Texto de leitura:

━━━━━━━━━━━━━━━━━━━━━━━━━━━━━━

PASSEANDO PELA RUTA JESUÍTICA

DIA 8 DE JANEIRO DE 2012 - comecei minhas atividades turísticas bem cedo, para aproveitar ao máximo o dia de hoje. A Ruta Jesuíta abriga 15 ruínas das reduções guaranis e tem início nas imediações de Bella Vista, no Paraguai, cerca de 70 km da fronteira com a Argentina, e se estende por outros 70 km no território argentino. Hospedei-me em Bella Vista, na Villa Florida, que fica pertinho das cidades de Jesus e Encarnación, esta última fundada pelo padre jesuíta Roque de Santa Cruz, canonizado pela Igreja Católica (não é o jogador de futebol). Vamos lá ao tour de hoje, pela ordem de visitas:

Missão Jesus de Tavarangué (Paraguai)
a) O ciclo jesuítico no Paraguai teve início tardio, no início do século XVIII, diferentemente do Brasil, onde os jesuítas começaram a chegar 50 anos após o Descobrimento. A missão de Jesus de Tavarangué, a primeira da minha lista de visitas, durou apenas 10 anos, entre 1758 e 1768, época em que os bandeirantes (vindos do Brasil) expulsaram os jesuítas desta região. Talvez seja a menor missão dentre as existentes na América do Sul. Eu não sabia nada disso antes de ir até lá. Havia pensado em reservar algo em torno de 2 h para visitar cada uma dessas localidades, mas na de Jesus mal precisei de 50 minutos para um tour completo, acompanhado pela única guia do local, chamada Vanessa. Quando saí de lá, pouco antes das 9 h, a temperatura estava em 42 graus. Vale lembrar que o local, assim como todas as demais ruínas por onde passei, foram consagradas como Patrimônio da Humanidade pela Unesco.
b) Sensação de Dejavu - foi impressionante o dia de hoje, porque tive a sensação permanente de ter estado nesses locais antes. Essa sensação se repetiu dezenas de vezes nas três primeiras missões que visitei durante o passeio pela Ruta Jesuítica. Curiosamente, o dejavu não ocorreu na quarta missão que estive, a de San Ignácio na Argentina, a única que eu conheci de fato durante a viagem que fiz ao Atacama em 2007, com a Rosane e o Paulo Amaral.

(fotos das ruínas de Jesus de Tavarangué)

(cabelinho estilo galo Carijó - não sei como isso aconteceu)






Missão de Trinidad del Paraná (Paraguai) 
a) Segui de Jesus para a ruta 6, rumo à missão de Trinidad, uma das mais belas do Paraguai. Este local sim é enorme e foi fundado no início do século XVIII (parece que no ano de 1708). Também fechou suas atividades em 1768, por conta da expulsão dos jesuítas. A sensação térmica estava em 48 graus, medida pelo aparelho skywatch (de alta precisão). O local é cercado por árvores centenárias, mas a ausência de ventos durante o dia não permitiu que a temperatura baixasse. Foi um passeio relativamente difícil por conta deste detalhe. Tive que parar por diversas vezes sob a sombra de alguma árvore para suportar a caminhada de um pouco mais de 2 horas pelo local.

━━━━━━━━━━━━━━━━━━━━━━━━━━━━━━

[Registros de anotação espacial]
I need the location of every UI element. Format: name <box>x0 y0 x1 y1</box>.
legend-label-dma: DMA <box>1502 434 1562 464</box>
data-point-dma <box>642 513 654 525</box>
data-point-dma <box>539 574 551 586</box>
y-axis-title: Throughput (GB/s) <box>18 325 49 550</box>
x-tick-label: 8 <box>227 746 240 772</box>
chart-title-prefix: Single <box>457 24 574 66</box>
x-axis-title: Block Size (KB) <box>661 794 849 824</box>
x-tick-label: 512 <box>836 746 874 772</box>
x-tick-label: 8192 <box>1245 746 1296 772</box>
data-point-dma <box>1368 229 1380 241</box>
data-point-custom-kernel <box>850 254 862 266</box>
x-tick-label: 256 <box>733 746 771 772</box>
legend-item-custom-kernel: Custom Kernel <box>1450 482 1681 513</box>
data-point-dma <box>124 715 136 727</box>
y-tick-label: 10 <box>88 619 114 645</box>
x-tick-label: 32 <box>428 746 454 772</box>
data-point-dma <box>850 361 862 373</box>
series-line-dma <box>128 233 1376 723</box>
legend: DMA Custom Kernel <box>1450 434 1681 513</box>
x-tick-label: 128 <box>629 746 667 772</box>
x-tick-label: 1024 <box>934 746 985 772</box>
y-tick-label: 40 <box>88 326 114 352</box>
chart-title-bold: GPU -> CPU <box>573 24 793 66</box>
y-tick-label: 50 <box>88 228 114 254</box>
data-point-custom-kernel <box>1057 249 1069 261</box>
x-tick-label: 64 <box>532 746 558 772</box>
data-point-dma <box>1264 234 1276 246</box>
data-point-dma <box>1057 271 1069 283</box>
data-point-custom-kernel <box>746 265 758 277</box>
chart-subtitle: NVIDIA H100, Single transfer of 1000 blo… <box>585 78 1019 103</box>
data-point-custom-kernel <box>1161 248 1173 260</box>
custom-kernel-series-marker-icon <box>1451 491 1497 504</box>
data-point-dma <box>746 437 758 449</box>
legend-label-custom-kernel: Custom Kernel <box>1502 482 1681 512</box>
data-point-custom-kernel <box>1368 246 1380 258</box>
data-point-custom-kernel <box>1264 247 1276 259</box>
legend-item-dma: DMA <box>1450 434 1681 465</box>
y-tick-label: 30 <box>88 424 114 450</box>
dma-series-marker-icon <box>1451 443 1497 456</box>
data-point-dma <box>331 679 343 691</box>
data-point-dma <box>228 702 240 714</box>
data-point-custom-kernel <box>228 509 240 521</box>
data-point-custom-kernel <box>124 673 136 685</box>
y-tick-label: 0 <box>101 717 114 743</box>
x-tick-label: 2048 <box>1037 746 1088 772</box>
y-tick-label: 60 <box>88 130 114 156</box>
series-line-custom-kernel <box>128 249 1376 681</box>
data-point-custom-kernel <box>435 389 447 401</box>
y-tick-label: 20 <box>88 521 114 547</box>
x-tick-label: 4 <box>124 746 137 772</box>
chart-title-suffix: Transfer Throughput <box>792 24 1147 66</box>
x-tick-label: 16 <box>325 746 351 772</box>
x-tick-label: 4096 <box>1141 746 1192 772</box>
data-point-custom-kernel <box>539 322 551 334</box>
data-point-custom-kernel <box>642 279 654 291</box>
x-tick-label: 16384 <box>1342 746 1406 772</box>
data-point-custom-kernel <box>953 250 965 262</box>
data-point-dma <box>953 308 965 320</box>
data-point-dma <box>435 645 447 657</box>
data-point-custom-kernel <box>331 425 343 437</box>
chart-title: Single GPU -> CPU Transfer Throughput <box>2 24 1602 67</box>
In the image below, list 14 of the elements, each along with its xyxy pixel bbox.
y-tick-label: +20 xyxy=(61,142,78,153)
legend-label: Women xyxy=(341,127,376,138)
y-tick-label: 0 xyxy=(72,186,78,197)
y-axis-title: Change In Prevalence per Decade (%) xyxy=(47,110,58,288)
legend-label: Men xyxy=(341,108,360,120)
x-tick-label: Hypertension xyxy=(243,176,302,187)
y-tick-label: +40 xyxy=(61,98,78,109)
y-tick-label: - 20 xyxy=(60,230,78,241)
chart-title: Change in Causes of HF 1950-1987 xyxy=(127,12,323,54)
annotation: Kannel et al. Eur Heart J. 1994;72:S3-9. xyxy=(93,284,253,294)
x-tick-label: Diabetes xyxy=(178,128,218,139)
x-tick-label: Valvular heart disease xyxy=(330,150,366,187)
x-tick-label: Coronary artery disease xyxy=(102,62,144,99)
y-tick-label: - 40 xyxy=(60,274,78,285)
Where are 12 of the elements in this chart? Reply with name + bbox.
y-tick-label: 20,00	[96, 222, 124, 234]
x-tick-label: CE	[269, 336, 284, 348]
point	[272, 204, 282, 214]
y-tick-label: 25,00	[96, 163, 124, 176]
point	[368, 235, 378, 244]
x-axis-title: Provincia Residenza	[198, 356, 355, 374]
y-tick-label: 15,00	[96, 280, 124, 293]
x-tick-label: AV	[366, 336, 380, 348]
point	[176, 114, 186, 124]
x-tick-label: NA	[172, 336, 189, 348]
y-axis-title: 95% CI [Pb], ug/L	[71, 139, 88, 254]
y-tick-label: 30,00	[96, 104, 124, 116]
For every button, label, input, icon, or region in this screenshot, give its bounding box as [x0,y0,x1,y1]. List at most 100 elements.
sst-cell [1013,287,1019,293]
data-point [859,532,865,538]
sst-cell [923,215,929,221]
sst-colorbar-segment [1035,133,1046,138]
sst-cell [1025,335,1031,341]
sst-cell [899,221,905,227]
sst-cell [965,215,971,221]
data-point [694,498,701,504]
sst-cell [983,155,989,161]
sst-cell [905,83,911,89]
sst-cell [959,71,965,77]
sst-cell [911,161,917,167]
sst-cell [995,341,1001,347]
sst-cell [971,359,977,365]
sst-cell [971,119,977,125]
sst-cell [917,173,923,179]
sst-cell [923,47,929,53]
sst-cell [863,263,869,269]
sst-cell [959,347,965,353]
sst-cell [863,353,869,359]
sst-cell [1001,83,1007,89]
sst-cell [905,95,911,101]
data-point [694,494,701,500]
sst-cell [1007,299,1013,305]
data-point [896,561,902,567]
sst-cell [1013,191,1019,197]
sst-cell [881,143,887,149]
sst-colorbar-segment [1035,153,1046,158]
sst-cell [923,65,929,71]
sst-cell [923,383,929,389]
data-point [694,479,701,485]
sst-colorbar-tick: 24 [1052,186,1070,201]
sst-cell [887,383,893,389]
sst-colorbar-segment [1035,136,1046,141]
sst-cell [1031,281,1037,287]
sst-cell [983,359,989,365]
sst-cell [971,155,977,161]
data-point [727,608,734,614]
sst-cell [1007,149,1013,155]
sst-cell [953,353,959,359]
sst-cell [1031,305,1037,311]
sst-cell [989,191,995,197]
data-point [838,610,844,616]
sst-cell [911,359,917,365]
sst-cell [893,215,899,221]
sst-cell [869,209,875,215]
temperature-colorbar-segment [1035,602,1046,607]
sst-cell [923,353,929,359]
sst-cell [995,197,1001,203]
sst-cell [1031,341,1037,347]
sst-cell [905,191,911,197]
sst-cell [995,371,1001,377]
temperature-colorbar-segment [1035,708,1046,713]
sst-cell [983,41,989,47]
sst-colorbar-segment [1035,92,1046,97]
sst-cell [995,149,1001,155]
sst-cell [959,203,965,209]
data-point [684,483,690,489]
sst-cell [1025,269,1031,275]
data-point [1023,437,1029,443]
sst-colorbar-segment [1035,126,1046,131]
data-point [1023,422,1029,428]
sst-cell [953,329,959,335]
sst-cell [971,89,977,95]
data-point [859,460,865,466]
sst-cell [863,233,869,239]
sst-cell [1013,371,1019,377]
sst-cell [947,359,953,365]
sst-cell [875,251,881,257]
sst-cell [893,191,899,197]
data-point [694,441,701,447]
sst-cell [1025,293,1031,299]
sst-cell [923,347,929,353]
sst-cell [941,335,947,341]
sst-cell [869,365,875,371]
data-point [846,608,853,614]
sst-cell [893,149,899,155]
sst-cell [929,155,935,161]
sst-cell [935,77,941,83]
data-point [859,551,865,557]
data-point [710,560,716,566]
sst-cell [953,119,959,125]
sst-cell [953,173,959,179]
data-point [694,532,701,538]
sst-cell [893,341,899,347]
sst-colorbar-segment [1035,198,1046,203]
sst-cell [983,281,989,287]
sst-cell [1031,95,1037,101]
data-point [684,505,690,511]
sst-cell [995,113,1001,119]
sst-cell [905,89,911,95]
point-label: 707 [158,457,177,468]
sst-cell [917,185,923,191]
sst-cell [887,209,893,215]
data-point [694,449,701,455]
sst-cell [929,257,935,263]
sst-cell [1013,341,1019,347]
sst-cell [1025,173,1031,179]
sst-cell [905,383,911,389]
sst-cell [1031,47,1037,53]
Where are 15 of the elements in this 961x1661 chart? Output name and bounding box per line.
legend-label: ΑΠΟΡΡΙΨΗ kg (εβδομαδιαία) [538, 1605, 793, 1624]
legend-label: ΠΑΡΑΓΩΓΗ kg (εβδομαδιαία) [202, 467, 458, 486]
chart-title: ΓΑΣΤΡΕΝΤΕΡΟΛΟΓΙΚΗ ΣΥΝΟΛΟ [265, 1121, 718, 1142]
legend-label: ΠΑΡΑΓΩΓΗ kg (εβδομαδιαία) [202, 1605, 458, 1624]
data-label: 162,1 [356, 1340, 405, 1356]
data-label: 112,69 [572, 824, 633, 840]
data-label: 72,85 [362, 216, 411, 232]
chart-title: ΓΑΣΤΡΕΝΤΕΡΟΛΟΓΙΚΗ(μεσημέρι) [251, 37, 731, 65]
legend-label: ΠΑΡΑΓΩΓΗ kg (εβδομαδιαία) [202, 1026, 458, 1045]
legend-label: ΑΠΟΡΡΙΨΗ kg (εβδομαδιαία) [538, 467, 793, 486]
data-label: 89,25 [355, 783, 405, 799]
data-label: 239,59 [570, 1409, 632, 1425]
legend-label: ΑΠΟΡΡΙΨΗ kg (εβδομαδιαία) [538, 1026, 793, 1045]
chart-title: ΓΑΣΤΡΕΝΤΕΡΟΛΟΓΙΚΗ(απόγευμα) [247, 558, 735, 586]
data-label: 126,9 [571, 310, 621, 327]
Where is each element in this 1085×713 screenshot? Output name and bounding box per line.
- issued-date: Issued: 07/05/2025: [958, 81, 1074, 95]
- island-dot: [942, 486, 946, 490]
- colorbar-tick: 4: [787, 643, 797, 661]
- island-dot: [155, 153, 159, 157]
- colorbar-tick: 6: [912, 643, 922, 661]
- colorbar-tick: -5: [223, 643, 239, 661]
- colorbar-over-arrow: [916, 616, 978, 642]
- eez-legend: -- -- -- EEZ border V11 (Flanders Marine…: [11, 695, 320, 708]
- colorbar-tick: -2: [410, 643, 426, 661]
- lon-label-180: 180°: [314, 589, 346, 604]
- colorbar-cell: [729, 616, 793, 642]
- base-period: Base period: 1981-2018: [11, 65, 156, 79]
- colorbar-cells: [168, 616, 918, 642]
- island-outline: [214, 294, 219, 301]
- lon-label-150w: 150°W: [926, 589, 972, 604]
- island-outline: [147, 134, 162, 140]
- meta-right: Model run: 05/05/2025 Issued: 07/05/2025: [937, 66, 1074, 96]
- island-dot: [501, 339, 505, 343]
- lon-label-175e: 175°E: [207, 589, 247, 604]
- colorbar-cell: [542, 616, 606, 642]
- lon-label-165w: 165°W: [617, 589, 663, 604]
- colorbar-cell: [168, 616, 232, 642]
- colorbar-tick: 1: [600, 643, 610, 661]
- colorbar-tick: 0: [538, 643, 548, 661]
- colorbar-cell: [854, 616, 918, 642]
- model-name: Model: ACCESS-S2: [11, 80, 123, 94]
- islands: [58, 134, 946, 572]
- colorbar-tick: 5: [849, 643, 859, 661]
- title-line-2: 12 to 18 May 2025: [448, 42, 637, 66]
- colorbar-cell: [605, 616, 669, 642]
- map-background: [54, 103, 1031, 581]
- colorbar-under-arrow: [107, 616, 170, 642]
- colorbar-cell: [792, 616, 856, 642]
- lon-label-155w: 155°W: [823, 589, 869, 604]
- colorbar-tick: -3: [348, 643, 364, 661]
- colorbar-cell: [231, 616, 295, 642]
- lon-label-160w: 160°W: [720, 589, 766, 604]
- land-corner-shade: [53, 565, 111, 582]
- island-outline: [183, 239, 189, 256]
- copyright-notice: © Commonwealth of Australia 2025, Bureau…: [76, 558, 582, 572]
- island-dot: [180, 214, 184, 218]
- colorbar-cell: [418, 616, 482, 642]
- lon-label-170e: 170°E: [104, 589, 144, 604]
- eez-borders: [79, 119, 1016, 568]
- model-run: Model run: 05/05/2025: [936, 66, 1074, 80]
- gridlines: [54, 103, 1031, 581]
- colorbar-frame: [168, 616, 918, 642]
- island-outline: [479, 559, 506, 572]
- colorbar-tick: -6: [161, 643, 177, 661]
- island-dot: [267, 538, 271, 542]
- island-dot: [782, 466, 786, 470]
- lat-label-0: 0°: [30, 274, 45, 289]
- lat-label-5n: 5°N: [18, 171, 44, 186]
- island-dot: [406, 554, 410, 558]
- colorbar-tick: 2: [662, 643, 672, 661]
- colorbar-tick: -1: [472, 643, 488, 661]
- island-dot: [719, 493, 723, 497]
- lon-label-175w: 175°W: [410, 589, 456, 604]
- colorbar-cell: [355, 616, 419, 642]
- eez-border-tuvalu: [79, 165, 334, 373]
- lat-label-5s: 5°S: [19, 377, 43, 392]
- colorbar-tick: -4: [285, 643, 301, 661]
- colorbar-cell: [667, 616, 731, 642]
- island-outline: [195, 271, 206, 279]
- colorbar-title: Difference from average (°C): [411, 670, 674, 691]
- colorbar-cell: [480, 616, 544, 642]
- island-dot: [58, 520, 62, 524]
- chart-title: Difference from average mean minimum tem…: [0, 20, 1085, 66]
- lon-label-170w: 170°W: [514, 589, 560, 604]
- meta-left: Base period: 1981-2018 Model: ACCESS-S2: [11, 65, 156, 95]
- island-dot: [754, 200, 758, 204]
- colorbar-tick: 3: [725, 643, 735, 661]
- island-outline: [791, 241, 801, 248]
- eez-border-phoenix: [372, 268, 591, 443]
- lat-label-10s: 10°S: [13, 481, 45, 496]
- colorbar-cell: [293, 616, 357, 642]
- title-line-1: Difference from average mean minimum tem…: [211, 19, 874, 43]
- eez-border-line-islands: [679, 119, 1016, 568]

━━━━━━━━━━━━━━━━━━━━━━━━━━━━━━

Tarefas:
a. Troque "x-tick-label" por "x-axis-tick" nos registros e reescreva somente as linhas que vão do início deles até a linha que contém "series-line-dma <box>128 233 1376 723</box>", inclusive, sem nenhuma outra alteração.
b. Prossiga com o texto sobre o passeio pela Ruta Jesuítica a partir do ponto em que ele termina.
Os registros não têm nenhuma relação com o texto de leitura.

Respostas dos exercícios:
a.
I need the location of every UI element. Format: name <box>x0 y0 x1 y1</box>.
legend-label-dma: DMA <box>1502 434 1562 464</box>
data-point-dma <box>642 513 654 525</box>
data-point-dma <box>539 574 551 586</box>
y-axis-title: Throughput (GB/s) <box>18 325 49 550</box>
x-axis-tick: 8 <box>227 746 240 772</box>
chart-title-prefix: Single <box>457 24 574 66</box>
x-axis-title: Block Size (KB) <box>661 794 849 824</box>
x-axis-tick: 512 <box>836 746 874 772</box>
x-axis-tick: 8192 <box>1245 746 1296 772</box>
data-point-dma <box>1368 229 1380 241</box>
data-point-custom-kernel <box>850 254 862 266</box>
x-axis-tick: 256 <box>733 746 771 772</box>
legend-item-custom-kernel: Custom Kernel <box>1450 482 1681 513</box>
data-point-dma <box>124 715 136 727</box>
y-tick-label: 10 <box>88 619 114 645</box>
x-axis-tick: 32 <box>428 746 454 772</box>
data-point-dma <box>850 361 862 373</box>
series-line-dma <box>128 233 1376 723</box>

b.
b) Depois desta visita, voltei à pousada onde estava hospedado, tomei um longo banho frio e almocei frugalmente no próprio restaurante do hotel. Depois de um cochilo de 45 minutos, arrumei as malas e subi na moto em direção à fronteira argentina, que fica acerca de 70 km do hotel. A ruta jesuítica é bastante legal neste sentido, porque se trata de um deslocamento relativamente pequeno, mas com grande densidade cultural por conta das muitas ruínas existentes em seu derredor.

(fotos de Trinidad)


(sensação térmica de 48 graus positivos)






Missão de Santa Ana (Argentina) -
Atravessei a fronteira pela belíssima ponte sobre o rio Paraná, que separa as cidades de Encarnación e Posadas (ambas fundadas por jesuítas). Santa Ana fica 45 km de Posadas, e foi bastante tranquilo chegar lá. A missão teve seu ciclo entre 1660 e 1818. Porém, desde 1633 ela vinha mudando de lugar por causa dos Bandeirantes, mas se instalou definitivamente neste local em 1660. Dizem que é excelente visitá-la à noite, por conta da iluminação hollywoodiana que foi instalada em toda sua área. Diferentemente das missões paraguaias, onde eu era praticamente o único turista, o fluxo de pessoas nas missões argentinas é enorme. Muita gente comprando ingresso para visitá-las.

(fotos de Santa Ana)






Missão de San Ignacio (Argentina) - esta missão é a mais linda de todas e teve seu ciclo entre 1609-1818. Também é a maior e a mais arborizada dentre as que conheci. Parei a moto num estacionamento atrás de um restaurante que fica em frente à entrada da missão. A temperatura estava por volta dos 37 graus, mas sob as árvores a sensação era bastante agradável. Depois de um tour de 2 horas pelas ruínas, deitei-me sobre um banco de madeira à sombra de árvores enormes e fiquei pensando na vida, curtindo um pouco do silêncio, da solidão e de um certo prazer de estar comigo mesmo. Uma situação que raramente consigo vivenciar no dia-a-dia em Brasília. As ruínas são, por si, um local bastante propício à meditação e aos bons pensamentos. Muitas coisas legais passaram pela minha cabeça, mas não acho conveniente compartilhar. Estou ainda na dúvida se cochilei ou se não vi o tempo passar. Mas fui "despertado" por uma senhora alemã, pedindo em inglês para eu tirar uma foto. Havia um grupo de turistas europeus bem idosos ao meu lado e eu nem havia percebido. Talvez eu tenha dormido mesmo e não os vi se aproximando.
b) Fiquei pensando se eu deveria começar a retornar para casa naquele mesmo dia. San Ignacio fica cerca de 250 km de Foz do Iguaçu e seria um deslocamento curto até lá. Pensei, pensei, pensei e decidi subir na moto e seguir para o Brasil. De repente me veio a convicção de que a melhor maneira de cultivar bons pensamentos é colocando a cabeça dentro de um capacete. Isso já havia sido comprovado pelo professor Pardal (dos quadrinhos do Walt Disney) há muito tempo. Sem mais nem menos me lembrei dele. Não era com um capacete na cabeça que ele fazia seus inventos geniais? Sempre sob encomenda do Tio Patinhas?

(fotos de San Ignacio)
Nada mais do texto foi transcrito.